┌──

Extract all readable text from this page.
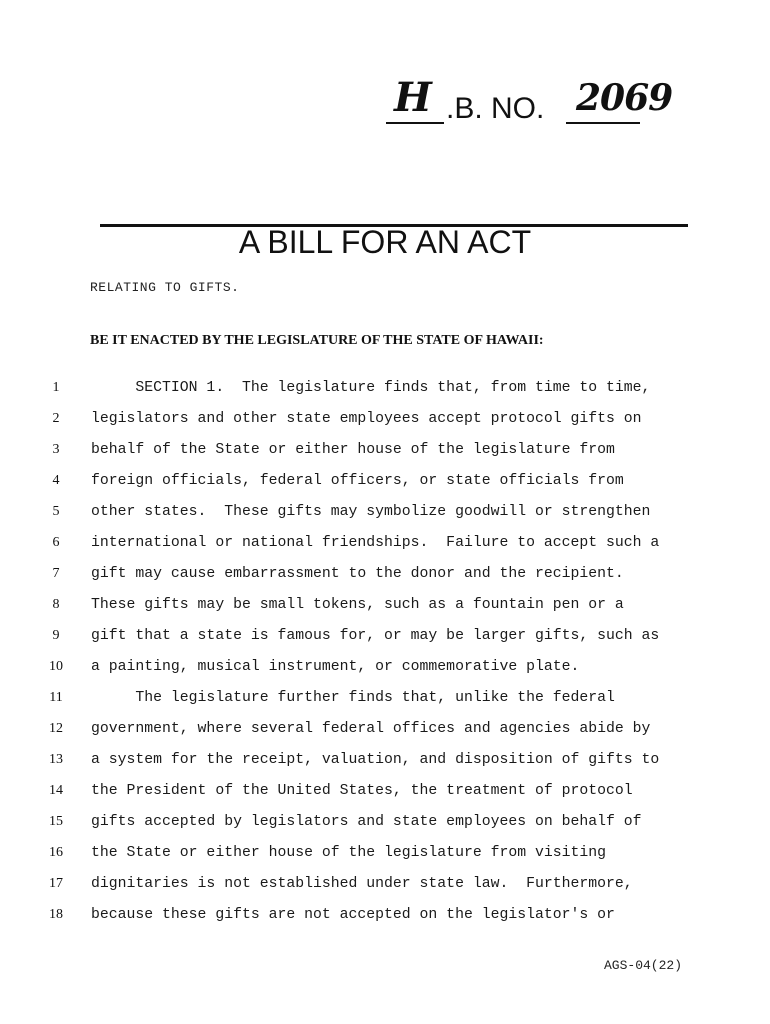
H .B. NO. 2069
A BILL FOR AN ACT
RELATING TO GIFTS.
BE IT ENACTED BY THE LEGISLATURE OF THE STATE OF HAWAII:
1	SECTION 1.  The legislature finds that, from time to time,
2	legislators and other state employees accept protocol gifts on
3	behalf of the State or either house of the legislature from
4	foreign officials, federal officers, or state officials from
5	other states.  These gifts may symbolize goodwill or strengthen
6	international or national friendships.  Failure to accept such a
7	gift may cause embarrassment to the donor and the recipient.
8	These gifts may be small tokens, such as a fountain pen or a
9	gift that a state is famous for, or may be larger gifts, such as
10	a painting, musical instrument, or commemorative plate.
11	The legislature further finds that, unlike the federal
12	government, where several federal offices and agencies abide by
13	a system for the receipt, valuation, and disposition of gifts to
14	the President of the United States, the treatment of protocol
15	gifts accepted by legislators and state employees on behalf of
16	the State or either house of the legislature from visiting
17	dignitaries is not established under state law.  Furthermore,
18	because these gifts are not accepted on the legislator's or
AGS-04(22)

└──

YOUR INSTRUCTIONS:
Tally the lines in the entries above that hold the word "legislators". Reply with nothing but that count.

THE ANSWER:
2